= Directions for this task =
Look through the material below. Copy each line that contains the string "JSON".

Start of Listing

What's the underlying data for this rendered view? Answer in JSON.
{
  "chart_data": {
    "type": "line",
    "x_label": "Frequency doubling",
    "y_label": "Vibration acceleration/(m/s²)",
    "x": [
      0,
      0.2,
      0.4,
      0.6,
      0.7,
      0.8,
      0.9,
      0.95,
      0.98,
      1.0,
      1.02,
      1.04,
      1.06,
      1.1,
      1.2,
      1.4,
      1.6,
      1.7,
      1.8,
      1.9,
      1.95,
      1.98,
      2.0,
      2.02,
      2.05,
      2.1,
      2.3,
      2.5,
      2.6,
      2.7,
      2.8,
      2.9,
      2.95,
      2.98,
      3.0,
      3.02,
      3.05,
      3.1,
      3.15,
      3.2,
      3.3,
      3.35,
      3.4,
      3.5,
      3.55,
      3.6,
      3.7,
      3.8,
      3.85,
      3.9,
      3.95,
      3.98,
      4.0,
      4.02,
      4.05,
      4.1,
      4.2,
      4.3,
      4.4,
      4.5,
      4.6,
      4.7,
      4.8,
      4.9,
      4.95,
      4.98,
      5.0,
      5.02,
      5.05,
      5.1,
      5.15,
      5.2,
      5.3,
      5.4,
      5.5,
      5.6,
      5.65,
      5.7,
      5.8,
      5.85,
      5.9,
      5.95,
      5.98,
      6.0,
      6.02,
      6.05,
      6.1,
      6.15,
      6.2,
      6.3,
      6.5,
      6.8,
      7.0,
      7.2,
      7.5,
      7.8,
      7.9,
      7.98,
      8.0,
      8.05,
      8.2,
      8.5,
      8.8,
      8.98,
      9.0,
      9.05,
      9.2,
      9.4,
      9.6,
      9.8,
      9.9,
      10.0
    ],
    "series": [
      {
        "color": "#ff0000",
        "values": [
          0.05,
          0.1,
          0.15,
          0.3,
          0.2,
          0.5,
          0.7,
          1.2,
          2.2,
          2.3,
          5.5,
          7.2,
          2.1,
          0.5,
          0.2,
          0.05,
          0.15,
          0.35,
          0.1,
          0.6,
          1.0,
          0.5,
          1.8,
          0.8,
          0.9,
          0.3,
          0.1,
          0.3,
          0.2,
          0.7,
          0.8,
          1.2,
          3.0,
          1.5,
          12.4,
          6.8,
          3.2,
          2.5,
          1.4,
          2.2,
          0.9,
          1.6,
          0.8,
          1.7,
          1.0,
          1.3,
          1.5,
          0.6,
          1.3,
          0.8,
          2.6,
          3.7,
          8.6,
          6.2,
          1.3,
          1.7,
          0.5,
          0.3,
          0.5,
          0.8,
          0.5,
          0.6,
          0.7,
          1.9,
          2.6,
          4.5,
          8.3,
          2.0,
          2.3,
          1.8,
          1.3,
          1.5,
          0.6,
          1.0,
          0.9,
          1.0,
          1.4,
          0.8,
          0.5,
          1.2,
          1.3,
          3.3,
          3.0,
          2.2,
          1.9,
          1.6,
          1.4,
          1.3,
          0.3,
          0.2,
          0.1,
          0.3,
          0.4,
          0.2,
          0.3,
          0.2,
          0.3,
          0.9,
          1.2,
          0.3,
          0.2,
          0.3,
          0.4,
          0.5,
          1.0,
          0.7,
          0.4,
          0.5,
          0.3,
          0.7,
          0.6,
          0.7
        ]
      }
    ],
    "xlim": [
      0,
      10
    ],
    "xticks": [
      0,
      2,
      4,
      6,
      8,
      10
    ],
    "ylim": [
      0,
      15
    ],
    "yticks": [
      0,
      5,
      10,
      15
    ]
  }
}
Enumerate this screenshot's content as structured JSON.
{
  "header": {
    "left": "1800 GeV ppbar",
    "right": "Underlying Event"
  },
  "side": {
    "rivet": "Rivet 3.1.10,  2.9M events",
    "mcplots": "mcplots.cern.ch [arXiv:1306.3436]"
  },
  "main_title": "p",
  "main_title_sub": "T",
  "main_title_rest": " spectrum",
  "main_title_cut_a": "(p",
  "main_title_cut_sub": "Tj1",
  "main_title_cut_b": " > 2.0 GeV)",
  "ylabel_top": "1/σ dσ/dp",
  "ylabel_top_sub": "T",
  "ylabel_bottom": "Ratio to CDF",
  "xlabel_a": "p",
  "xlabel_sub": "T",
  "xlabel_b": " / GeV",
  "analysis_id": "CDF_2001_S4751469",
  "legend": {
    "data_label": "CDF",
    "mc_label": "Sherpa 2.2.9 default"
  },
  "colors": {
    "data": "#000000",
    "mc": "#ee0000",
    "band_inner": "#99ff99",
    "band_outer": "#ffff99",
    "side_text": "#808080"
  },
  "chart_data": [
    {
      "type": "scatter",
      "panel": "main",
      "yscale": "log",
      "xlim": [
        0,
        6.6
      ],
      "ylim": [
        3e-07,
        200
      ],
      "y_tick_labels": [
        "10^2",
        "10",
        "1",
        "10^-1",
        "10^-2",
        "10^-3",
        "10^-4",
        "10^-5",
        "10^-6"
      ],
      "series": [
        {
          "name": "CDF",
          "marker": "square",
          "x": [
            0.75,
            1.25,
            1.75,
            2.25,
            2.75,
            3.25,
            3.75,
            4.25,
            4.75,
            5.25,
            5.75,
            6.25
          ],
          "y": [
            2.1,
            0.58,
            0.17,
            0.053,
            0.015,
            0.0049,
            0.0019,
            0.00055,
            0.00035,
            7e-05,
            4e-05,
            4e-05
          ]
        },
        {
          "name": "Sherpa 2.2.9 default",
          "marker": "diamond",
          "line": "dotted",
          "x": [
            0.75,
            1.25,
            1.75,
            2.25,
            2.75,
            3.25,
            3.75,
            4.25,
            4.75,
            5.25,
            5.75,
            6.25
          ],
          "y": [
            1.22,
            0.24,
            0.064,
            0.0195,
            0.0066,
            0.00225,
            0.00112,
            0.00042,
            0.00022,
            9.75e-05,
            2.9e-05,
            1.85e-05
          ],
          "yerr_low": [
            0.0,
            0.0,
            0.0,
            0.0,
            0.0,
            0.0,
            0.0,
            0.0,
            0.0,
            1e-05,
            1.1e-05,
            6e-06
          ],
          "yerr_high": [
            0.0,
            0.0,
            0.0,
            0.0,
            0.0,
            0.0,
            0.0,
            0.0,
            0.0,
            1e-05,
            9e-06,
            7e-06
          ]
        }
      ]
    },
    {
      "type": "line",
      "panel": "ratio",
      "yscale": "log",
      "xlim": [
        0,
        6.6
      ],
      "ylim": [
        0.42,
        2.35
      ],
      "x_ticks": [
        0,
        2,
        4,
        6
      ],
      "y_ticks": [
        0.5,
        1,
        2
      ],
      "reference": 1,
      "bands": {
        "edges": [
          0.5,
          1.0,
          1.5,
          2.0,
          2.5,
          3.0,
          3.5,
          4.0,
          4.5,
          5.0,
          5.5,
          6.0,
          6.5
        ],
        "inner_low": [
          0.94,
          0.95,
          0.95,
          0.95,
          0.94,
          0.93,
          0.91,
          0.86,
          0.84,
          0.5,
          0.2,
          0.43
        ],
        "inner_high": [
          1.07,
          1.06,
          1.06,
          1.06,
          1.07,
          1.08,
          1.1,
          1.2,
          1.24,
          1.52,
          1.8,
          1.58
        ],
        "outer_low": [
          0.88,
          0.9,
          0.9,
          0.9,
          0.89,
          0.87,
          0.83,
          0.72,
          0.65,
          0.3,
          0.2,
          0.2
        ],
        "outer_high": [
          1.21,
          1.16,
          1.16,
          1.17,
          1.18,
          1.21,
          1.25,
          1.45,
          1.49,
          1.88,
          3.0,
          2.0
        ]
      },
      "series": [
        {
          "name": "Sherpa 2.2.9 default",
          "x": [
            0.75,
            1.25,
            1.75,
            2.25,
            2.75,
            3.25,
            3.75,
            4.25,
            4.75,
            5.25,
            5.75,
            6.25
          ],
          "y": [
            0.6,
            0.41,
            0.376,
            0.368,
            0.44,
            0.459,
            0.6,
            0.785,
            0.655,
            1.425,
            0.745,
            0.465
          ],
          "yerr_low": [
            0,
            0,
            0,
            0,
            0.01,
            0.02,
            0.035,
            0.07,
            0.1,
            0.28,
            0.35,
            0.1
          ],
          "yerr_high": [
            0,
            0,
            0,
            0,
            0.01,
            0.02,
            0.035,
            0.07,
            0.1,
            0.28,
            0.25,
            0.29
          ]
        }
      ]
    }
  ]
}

End of Listing

= Answer for this exercise =
What's the underlying data for this rendered view? Answer in JSON.
Enumerate this screenshot's content as structured JSON.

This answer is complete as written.